_What you need to do_
Pick out the lines below with "this" and list them.

(Figure content listings)
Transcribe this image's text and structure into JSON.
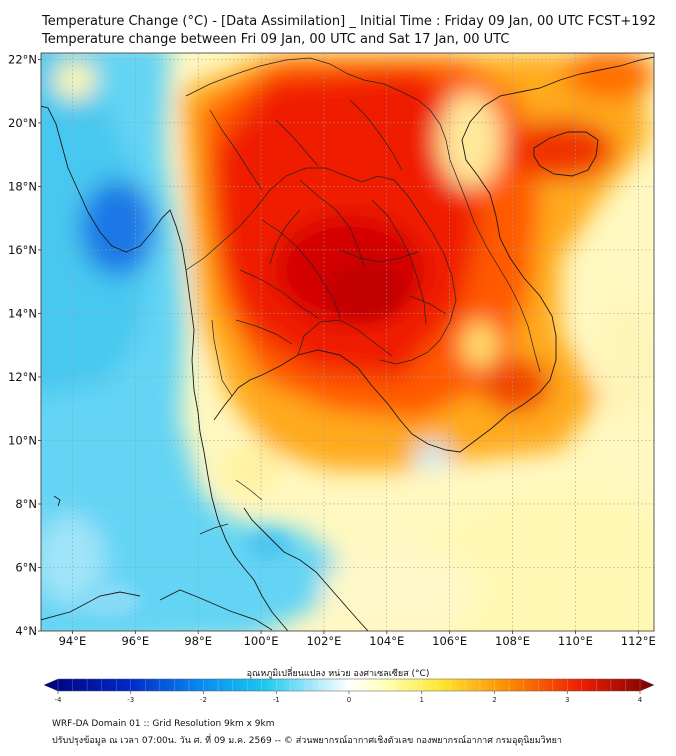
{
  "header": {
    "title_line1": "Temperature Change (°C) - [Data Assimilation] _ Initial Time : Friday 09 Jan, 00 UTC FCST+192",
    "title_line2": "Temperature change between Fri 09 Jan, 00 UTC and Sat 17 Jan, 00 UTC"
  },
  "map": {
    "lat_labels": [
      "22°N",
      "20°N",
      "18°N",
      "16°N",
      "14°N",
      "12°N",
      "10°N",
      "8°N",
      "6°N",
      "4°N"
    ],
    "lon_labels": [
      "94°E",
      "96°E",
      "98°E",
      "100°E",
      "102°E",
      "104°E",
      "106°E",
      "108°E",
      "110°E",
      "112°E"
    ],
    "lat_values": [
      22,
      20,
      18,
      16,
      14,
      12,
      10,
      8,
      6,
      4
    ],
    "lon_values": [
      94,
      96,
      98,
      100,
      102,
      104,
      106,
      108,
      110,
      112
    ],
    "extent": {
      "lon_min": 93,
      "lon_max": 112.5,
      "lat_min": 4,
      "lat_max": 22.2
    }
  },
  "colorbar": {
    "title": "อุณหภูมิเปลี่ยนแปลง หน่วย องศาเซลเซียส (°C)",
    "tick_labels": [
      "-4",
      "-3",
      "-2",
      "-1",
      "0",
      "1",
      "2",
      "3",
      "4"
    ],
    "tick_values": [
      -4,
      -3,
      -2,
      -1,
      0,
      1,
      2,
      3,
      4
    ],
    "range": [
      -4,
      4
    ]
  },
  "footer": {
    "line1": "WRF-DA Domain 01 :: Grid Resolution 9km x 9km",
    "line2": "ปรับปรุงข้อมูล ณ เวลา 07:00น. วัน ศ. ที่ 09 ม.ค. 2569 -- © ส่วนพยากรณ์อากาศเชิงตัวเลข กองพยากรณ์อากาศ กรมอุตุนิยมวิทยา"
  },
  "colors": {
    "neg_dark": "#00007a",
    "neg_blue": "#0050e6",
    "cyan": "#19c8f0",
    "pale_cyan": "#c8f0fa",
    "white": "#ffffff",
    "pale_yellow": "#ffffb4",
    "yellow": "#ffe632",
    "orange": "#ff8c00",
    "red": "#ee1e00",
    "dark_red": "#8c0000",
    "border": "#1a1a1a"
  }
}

--

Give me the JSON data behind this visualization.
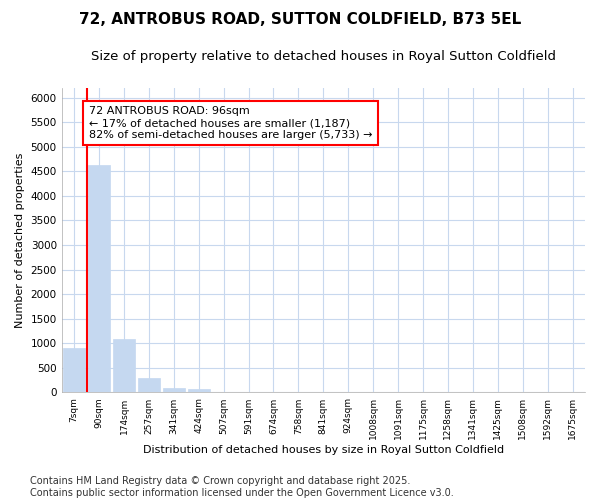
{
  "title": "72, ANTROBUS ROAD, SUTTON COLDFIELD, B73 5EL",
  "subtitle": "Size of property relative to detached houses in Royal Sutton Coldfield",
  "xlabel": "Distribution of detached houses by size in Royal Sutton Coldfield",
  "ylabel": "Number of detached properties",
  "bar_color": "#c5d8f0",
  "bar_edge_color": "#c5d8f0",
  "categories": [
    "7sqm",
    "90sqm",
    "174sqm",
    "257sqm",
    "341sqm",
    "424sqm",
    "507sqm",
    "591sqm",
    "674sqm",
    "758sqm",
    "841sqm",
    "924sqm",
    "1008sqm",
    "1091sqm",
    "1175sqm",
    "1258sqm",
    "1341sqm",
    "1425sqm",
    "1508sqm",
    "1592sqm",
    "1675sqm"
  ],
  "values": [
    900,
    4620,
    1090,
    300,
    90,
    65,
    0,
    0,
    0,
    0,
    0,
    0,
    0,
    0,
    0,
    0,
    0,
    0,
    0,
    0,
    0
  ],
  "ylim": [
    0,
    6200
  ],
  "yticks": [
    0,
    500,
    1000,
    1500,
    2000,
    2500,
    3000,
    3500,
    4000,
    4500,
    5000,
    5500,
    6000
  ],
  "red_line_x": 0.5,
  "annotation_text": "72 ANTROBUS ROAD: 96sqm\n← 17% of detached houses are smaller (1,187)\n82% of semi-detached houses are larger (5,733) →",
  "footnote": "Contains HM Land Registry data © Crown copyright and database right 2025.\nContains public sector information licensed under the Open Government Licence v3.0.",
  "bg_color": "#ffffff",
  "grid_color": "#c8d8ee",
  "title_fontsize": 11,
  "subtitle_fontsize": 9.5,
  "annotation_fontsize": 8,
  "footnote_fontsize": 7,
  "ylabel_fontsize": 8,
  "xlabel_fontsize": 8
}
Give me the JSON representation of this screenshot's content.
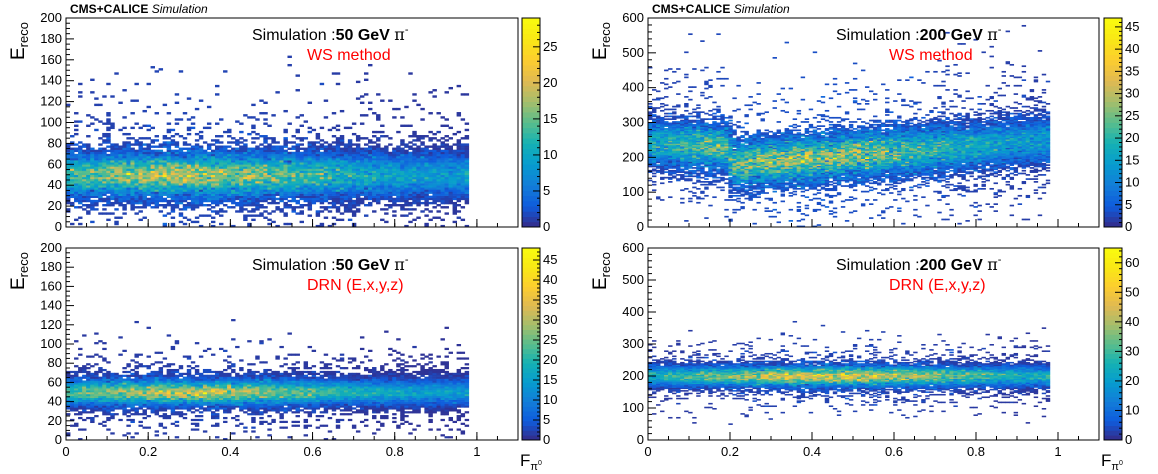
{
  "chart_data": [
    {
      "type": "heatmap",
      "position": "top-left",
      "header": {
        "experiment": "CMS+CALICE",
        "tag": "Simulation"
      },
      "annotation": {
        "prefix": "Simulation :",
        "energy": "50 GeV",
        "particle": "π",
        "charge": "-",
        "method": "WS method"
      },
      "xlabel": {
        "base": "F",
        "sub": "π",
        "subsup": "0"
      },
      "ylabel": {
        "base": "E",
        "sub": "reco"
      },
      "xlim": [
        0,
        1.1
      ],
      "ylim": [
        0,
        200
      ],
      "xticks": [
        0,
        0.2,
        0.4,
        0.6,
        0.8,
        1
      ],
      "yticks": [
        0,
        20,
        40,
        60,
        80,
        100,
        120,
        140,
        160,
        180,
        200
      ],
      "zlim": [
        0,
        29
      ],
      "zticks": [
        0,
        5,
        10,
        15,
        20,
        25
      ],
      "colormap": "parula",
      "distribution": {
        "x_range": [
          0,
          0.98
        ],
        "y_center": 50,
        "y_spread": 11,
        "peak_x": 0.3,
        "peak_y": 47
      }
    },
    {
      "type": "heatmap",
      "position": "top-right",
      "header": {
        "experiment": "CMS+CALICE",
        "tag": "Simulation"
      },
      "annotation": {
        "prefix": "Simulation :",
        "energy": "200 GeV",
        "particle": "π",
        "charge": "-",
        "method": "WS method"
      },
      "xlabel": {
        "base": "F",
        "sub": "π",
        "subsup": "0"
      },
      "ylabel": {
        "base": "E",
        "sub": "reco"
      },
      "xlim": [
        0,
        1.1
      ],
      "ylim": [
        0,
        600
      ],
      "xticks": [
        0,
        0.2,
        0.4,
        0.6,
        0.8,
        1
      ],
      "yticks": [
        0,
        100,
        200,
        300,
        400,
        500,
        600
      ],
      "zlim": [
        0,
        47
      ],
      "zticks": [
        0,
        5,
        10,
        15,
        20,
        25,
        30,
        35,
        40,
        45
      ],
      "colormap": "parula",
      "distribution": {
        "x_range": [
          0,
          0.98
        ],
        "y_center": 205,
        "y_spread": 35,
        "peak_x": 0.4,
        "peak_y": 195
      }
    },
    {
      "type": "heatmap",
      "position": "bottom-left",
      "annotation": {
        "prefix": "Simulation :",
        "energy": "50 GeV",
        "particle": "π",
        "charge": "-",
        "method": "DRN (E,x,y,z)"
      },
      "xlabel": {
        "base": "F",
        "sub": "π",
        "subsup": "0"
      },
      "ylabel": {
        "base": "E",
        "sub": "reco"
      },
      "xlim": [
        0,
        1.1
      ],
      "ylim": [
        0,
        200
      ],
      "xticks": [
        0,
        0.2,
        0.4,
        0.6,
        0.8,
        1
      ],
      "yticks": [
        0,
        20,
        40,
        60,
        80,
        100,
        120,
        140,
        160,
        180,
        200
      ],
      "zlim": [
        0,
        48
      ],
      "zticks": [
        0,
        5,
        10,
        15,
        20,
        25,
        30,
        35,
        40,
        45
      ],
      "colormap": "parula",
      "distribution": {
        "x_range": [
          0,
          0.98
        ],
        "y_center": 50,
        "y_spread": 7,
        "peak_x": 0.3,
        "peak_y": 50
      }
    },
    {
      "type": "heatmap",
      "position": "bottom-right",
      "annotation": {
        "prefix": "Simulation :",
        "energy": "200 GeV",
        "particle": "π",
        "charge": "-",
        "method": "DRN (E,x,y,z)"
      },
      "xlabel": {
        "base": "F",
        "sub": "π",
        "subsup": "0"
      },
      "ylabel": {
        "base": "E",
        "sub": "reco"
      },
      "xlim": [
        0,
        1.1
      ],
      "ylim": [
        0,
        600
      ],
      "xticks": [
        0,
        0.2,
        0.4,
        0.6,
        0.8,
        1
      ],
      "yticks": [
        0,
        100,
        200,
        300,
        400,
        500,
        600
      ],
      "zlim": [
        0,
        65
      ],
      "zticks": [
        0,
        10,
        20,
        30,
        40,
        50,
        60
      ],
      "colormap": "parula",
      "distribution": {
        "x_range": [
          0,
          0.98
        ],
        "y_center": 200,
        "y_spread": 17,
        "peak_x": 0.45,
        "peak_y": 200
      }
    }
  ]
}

---

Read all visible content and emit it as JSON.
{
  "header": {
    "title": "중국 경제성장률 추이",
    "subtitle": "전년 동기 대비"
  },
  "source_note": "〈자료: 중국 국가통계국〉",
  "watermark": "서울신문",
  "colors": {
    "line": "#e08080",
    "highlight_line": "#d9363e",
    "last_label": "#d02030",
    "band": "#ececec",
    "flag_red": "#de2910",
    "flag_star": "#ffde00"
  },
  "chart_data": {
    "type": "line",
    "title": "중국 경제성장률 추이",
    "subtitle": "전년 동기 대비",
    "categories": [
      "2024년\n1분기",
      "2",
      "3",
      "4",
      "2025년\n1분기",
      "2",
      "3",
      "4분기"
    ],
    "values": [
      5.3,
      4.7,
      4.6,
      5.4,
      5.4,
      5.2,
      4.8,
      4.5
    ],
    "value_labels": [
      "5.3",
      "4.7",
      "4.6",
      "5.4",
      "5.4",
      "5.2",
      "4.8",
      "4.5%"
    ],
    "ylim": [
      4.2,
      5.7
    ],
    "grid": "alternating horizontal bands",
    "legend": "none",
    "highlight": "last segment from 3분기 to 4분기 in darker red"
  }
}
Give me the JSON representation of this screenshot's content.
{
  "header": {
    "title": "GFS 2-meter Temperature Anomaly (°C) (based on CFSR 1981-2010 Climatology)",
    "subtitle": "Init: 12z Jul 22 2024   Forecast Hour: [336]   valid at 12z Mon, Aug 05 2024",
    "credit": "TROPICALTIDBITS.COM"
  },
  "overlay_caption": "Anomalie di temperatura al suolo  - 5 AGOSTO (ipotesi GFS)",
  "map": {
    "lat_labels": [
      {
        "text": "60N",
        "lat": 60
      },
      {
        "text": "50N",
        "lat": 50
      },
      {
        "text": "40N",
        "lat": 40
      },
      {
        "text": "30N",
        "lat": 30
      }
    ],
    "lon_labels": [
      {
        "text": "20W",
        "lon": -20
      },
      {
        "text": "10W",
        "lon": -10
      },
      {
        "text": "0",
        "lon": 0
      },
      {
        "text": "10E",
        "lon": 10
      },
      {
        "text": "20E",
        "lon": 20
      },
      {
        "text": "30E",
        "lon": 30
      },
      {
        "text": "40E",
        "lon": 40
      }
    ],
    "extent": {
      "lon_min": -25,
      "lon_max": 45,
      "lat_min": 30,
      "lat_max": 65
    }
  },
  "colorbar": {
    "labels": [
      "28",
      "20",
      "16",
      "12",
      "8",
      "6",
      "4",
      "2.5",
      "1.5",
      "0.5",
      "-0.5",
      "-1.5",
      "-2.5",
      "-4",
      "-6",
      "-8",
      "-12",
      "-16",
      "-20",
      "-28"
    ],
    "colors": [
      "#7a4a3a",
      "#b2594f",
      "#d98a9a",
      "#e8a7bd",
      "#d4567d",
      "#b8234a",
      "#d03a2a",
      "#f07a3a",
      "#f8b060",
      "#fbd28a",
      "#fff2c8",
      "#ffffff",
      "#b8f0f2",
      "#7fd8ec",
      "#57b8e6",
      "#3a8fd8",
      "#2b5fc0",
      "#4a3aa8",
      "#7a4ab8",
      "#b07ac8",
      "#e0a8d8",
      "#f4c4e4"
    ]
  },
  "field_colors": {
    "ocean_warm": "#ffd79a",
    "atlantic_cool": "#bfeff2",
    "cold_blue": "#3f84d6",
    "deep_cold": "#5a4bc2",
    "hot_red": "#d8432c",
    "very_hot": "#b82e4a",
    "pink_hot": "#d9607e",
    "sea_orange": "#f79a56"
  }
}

_Completed exercise_
Transcribe this image's text and structure into JSON.
Give me the JSON data behind this visualization.
Give me the JSON representation of this screenshot's content.
Give me the JSON representation of this screenshot's content.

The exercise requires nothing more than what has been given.